__Task requirements__
Copy out each line that mentions the word "JSON".

Collected data
◇ ◇ ◇ ◇ ◇ ◇ ◇

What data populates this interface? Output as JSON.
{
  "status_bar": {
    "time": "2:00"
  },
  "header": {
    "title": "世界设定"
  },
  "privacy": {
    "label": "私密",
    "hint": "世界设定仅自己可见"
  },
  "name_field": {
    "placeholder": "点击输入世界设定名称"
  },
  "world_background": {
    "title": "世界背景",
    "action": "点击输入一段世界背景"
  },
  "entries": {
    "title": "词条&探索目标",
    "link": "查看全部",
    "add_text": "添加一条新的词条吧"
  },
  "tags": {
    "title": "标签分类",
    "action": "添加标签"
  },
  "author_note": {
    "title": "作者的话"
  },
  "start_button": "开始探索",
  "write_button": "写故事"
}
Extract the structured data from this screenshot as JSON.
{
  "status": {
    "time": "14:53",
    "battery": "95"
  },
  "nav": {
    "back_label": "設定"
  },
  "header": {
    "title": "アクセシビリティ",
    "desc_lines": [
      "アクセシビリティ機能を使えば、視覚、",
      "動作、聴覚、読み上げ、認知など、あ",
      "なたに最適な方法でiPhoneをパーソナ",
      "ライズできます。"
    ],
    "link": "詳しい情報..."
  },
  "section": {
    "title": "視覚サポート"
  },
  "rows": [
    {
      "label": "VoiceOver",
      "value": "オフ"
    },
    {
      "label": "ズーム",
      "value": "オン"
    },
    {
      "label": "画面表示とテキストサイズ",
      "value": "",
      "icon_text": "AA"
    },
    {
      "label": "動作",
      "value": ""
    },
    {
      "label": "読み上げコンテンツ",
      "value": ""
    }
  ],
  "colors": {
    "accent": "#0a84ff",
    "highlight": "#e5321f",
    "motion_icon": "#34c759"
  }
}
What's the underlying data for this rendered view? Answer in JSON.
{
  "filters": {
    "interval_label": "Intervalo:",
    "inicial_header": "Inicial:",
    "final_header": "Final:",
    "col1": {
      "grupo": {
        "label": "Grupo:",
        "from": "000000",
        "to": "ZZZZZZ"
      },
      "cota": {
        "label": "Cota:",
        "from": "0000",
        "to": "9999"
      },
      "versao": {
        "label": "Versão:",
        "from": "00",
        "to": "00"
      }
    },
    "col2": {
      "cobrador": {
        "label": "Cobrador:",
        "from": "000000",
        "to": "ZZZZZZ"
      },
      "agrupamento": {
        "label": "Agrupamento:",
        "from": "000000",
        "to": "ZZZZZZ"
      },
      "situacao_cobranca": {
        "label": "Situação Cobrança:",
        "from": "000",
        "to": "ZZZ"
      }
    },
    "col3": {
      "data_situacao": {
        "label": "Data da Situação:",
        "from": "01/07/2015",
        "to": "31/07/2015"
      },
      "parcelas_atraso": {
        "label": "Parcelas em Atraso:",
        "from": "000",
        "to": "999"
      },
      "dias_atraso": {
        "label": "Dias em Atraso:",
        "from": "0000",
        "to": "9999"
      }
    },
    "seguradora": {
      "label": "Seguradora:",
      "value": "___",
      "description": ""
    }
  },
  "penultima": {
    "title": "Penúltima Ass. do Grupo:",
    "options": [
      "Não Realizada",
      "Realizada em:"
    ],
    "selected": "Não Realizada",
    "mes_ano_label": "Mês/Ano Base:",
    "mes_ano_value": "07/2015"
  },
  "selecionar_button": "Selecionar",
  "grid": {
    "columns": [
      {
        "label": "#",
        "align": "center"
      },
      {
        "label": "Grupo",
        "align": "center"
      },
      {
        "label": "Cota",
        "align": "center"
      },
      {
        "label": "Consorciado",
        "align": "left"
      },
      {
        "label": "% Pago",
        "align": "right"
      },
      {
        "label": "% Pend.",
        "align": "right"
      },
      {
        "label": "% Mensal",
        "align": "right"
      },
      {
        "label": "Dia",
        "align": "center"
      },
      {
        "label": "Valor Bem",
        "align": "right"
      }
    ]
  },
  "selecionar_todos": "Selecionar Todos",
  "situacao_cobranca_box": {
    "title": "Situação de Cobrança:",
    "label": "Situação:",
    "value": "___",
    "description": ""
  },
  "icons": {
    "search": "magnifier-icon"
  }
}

◇ ◇ ◇ ◇ ◇ ◇ ◇

__Answer below__
What data populates this interface? Output as JSON.
Extract the structured data from this screenshot as JSON.
What's the underlying data for this rendered view? Answer in JSON.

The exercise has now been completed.